Task requirements: Check each line of the listing for the word "JSON" and report how many lines contain it, giving nothing but the number.

# Start of Information shown

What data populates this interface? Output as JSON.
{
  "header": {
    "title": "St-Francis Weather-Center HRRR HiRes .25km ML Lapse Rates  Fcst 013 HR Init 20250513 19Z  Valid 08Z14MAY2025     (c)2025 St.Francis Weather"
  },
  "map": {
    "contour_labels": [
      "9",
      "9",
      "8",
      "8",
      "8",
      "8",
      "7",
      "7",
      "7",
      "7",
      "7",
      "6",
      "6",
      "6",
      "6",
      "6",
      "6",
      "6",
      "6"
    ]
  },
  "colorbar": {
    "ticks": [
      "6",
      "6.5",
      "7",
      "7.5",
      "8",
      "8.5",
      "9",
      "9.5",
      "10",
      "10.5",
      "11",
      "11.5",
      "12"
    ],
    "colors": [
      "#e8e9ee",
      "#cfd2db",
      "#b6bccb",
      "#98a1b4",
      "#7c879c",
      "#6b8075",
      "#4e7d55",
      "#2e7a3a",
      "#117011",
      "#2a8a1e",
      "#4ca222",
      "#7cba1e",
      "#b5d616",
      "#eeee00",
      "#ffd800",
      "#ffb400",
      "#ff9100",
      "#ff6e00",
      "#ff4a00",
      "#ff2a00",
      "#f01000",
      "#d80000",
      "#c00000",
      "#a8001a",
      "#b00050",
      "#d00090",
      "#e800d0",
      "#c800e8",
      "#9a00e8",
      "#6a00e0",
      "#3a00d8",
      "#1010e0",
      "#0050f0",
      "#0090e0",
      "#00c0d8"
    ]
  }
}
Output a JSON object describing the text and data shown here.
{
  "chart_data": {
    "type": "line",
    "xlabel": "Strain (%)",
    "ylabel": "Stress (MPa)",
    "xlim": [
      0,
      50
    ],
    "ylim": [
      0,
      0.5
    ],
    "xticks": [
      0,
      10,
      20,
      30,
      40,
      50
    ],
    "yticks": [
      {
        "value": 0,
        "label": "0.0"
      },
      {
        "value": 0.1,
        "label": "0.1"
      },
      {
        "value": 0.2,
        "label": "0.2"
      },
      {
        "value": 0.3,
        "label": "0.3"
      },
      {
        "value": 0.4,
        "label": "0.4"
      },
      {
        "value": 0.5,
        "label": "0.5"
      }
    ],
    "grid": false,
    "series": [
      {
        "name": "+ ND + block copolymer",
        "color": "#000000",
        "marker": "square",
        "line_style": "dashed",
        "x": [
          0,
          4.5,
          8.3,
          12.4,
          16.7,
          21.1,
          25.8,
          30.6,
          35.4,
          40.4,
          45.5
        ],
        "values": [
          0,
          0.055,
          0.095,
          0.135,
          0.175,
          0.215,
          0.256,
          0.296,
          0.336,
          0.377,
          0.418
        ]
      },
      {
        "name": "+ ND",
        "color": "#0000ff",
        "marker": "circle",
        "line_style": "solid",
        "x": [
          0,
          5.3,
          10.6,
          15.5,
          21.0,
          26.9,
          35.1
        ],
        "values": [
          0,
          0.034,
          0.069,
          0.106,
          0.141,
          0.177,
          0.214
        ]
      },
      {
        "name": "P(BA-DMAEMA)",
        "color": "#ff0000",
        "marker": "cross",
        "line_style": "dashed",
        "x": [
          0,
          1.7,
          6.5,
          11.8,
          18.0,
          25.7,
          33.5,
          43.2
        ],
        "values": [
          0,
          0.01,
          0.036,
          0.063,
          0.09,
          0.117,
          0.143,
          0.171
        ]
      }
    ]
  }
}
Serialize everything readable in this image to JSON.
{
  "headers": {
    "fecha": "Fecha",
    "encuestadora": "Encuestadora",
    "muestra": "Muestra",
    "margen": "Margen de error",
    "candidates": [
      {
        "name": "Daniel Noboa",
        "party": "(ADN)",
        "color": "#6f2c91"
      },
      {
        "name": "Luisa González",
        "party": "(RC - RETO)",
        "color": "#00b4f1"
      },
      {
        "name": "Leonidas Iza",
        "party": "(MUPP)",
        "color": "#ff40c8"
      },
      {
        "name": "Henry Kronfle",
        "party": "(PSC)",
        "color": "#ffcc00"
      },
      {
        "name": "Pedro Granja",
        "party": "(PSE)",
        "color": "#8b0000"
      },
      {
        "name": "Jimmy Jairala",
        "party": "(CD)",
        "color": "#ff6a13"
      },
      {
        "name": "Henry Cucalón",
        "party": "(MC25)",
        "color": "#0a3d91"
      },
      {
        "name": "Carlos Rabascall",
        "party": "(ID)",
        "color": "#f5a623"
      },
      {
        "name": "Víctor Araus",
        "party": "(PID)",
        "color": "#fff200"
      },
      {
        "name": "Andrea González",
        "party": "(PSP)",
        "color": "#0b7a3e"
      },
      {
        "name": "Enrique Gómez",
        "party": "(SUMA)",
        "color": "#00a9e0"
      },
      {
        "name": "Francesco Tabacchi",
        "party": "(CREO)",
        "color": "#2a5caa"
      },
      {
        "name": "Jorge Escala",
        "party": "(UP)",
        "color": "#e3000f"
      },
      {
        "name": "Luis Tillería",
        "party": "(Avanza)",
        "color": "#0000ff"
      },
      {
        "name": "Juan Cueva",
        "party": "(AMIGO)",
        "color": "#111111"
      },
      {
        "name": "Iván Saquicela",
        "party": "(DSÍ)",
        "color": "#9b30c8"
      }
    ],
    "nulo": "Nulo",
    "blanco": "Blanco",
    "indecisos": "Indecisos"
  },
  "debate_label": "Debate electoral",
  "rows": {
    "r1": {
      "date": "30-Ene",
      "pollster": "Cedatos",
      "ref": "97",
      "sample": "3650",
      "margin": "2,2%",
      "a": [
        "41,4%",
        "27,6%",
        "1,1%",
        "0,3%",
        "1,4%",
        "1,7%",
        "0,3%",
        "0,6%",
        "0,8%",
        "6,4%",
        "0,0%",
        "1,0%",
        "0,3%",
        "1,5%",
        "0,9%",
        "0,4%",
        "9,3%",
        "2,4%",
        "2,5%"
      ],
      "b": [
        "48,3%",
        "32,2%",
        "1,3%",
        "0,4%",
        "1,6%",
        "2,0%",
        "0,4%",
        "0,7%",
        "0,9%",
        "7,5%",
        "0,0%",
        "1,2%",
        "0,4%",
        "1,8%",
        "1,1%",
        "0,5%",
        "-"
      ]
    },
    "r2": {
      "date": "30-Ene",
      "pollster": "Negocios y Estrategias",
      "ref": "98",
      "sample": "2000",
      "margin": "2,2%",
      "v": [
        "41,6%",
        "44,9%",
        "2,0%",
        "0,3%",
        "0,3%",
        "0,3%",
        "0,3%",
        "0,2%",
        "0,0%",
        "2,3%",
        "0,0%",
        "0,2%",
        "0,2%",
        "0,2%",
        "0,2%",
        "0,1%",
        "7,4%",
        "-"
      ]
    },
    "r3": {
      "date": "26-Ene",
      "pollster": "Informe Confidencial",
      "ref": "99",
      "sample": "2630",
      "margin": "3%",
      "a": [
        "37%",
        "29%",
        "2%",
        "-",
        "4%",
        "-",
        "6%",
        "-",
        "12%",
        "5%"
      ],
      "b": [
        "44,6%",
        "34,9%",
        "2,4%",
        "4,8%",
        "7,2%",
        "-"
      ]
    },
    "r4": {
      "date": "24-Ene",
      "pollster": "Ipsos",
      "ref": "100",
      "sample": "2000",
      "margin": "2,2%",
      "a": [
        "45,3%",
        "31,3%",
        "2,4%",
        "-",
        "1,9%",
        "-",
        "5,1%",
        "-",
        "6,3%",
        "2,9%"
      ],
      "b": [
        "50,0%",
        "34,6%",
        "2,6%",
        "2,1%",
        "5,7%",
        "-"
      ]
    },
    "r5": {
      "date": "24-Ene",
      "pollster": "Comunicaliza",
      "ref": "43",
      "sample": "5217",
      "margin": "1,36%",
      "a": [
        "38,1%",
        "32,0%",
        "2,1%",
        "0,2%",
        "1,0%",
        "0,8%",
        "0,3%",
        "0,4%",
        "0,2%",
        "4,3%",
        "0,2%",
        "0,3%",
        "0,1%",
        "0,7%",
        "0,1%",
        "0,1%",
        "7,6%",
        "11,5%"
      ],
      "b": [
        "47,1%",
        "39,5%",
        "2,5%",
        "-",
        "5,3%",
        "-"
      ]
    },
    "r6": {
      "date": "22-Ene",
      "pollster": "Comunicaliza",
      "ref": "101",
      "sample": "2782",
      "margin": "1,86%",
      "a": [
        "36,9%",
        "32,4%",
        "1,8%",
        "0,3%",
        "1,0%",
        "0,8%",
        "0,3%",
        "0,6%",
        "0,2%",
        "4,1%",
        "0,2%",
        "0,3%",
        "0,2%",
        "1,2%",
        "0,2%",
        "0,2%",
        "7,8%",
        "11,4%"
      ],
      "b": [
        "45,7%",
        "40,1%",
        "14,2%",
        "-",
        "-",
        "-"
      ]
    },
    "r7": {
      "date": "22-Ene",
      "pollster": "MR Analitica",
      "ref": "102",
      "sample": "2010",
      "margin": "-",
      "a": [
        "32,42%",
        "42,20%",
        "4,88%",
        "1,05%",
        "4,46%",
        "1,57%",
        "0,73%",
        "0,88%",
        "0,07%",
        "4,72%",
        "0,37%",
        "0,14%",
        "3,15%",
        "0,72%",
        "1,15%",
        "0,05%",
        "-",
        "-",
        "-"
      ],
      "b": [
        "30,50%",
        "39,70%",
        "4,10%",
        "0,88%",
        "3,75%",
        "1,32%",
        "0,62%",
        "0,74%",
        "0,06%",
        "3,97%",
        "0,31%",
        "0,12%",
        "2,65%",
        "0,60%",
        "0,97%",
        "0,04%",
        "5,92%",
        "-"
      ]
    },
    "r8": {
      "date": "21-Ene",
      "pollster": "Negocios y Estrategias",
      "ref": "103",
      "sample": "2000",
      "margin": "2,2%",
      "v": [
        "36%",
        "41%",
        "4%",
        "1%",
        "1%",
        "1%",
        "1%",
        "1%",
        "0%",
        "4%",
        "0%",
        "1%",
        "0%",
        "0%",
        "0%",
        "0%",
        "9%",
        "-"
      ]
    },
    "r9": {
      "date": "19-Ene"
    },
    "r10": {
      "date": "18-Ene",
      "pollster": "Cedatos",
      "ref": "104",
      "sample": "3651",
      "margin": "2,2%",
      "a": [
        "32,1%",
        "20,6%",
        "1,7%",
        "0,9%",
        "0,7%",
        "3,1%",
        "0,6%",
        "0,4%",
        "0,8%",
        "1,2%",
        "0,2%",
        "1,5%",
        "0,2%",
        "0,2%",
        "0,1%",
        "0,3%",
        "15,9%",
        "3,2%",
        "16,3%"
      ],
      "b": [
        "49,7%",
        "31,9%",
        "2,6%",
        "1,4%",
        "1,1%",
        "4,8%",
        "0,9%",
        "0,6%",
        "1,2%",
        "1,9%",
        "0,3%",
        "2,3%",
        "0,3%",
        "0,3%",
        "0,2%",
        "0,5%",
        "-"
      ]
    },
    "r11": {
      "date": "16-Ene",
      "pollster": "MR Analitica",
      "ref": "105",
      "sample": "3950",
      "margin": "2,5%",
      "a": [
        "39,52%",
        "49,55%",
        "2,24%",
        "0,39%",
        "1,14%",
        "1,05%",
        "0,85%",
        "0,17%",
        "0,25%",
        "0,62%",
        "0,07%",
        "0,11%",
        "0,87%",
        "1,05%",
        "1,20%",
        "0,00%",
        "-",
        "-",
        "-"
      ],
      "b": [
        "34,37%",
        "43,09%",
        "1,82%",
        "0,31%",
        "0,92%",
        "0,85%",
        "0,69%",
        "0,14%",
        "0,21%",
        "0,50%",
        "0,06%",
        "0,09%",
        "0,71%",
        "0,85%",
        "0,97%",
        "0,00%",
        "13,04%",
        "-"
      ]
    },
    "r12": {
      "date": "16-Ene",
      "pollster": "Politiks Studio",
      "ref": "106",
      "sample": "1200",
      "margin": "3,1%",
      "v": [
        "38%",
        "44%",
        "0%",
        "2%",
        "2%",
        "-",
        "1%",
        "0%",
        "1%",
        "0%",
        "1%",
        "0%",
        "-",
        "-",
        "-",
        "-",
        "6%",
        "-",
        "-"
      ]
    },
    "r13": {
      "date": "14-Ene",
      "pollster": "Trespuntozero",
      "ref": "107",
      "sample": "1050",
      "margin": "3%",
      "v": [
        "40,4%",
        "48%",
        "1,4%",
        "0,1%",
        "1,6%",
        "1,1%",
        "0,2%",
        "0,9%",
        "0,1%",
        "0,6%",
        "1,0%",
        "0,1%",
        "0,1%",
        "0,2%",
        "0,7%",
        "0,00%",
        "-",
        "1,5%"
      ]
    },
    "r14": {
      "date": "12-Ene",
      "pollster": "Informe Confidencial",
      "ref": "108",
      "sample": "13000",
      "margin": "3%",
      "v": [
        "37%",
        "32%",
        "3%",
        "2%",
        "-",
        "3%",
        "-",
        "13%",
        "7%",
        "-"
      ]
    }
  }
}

# End of Information shown

Solution to the exercise: 3